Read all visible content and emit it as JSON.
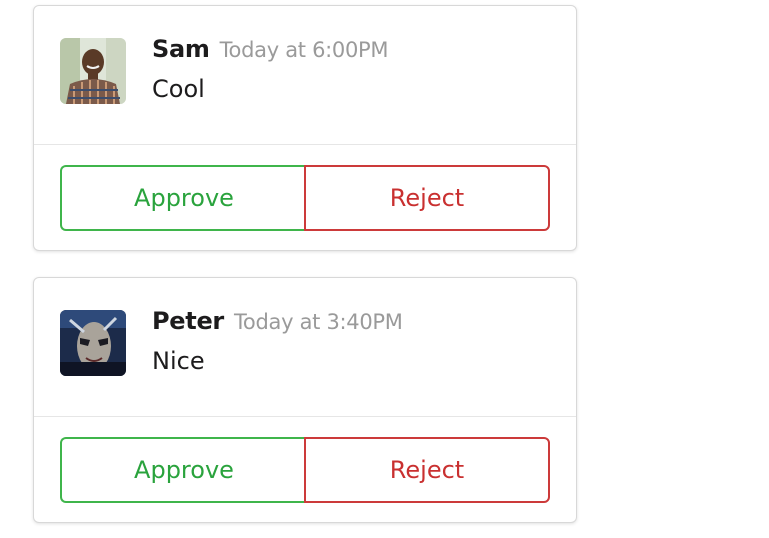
{
  "messages": [
    {
      "author": "Sam",
      "time": "Today at 6:00PM",
      "text": "Cool",
      "approve_label": "Approve",
      "reject_label": "Reject"
    },
    {
      "author": "Peter",
      "time": "Today at 3:40PM",
      "text": "Nice",
      "approve_label": "Approve",
      "reject_label": "Reject"
    }
  ],
  "colors": {
    "approve": "#2aa33d",
    "reject": "#c93030",
    "time": "#9a9a9a"
  },
  "icons": [
    "sam-avatar",
    "peter-avatar"
  ]
}
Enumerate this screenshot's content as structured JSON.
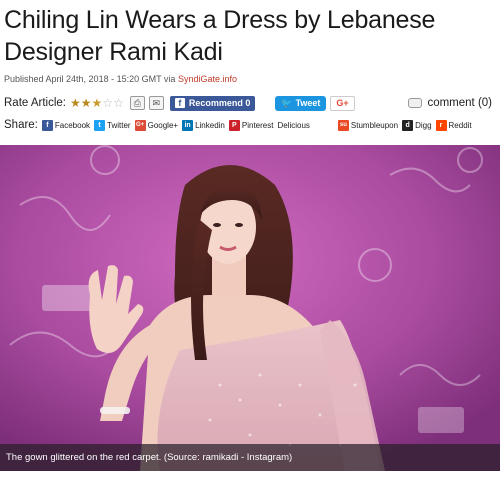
{
  "article": {
    "title": "Chiling Lin Wears a Dress by Lebanese Designer Rami Kadi",
    "published_prefix": "Published April 24th, 2018 - 15:20 GMT via ",
    "source": "SyndiGate.info"
  },
  "rating": {
    "label": "Rate Article:",
    "value": 2.5,
    "max": 5
  },
  "toolbar": {
    "print_icon": "print-icon",
    "email_icon": "email-icon",
    "recommend_label": "Recommend 0",
    "tweet_label": "Tweet",
    "gplus_label": "G+",
    "comment_label": "comment (0)"
  },
  "share": {
    "label": "Share:",
    "items": [
      {
        "label": "Facebook",
        "color": "#3b5998",
        "glyph": "f"
      },
      {
        "label": "Twitter",
        "color": "#1da1f2",
        "glyph": "t"
      },
      {
        "label": "Google+",
        "color": "#dd4b39",
        "glyph": "G+"
      },
      {
        "label": "Linkedin",
        "color": "#0077b5",
        "glyph": "in"
      },
      {
        "label": "Pinterest",
        "color": "#cb2027",
        "glyph": "P"
      },
      {
        "label": "Delicious",
        "color": "",
        "glyph": ""
      },
      {
        "label": "Stumbleupon",
        "color": "#eb4924",
        "glyph": "su"
      },
      {
        "label": "Digg",
        "color": "#222222",
        "glyph": "d"
      },
      {
        "label": "Reddit",
        "color": "#ff4500",
        "glyph": "r"
      }
    ]
  },
  "photo": {
    "caption": "The gown glittered on the red carpet. (Source: ramikadi - Instagram)"
  }
}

▸ Task to carry out
Reproduce every line exactly and omit all pictures.

▸ Response to the task
Read all visible content and emit it as JSON.
{
  "messages": [
    {
      "author": "Sam",
      "time": "Today at 6:00PM",
      "text": "Cool",
      "approve_label": "Approve",
      "reject_label": "Reject"
    },
    {
      "author": "Peter",
      "time": "Today at 3:40PM",
      "text": "Nice",
      "approve_label": "Approve",
      "reject_label": "Reject"
    }
  ],
  "colors": {
    "approve": "#2aa33d",
    "reject": "#c93030",
    "time": "#9a9a9a"
  },
  "icons": [
    "sam-avatar",
    "peter-avatar"
  ]
}
Enumerate this screenshot's content as structured JSON.
{
  "article": {
    "title": "Chiling Lin Wears a Dress by Lebanese Designer Rami Kadi",
    "published_prefix": "Published April 24th, 2018 - 15:20 GMT via ",
    "source": "SyndiGate.info"
  },
  "rating": {
    "label": "Rate Article:",
    "value": 2.5,
    "max": 5
  },
  "toolbar": {
    "print_icon": "print-icon",
    "email_icon": "email-icon",
    "recommend_label": "Recommend 0",
    "tweet_label": "Tweet",
    "gplus_label": "G+",
    "comment_label": "comment (0)"
  },
  "share": {
    "label": "Share:",
    "items": [
      {
        "label": "Facebook",
        "color": "#3b5998",
        "glyph": "f"
      },
      {
        "label": "Twitter",
        "color": "#1da1f2",
        "glyph": "t"
      },
      {
        "label": "Google+",
        "color": "#dd4b39",
        "glyph": "G+"
      },
      {
        "label": "Linkedin",
        "color": "#0077b5",
        "glyph": "in"
      },
      {
        "label": "Pinterest",
        "color": "#cb2027",
        "glyph": "P"
      },
      {
        "label": "Delicious",
        "color": "",
        "glyph": ""
      },
      {
        "label": "Stumbleupon",
        "color": "#eb4924",
        "glyph": "su"
      },
      {
        "label": "Digg",
        "color": "#222222",
        "glyph": "d"
      },
      {
        "label": "Reddit",
        "color": "#ff4500",
        "glyph": "r"
      }
    ]
  },
  "photo": {
    "caption": "The gown glittered on the red carpet. (Source: ramikadi - Instagram)"
  }
}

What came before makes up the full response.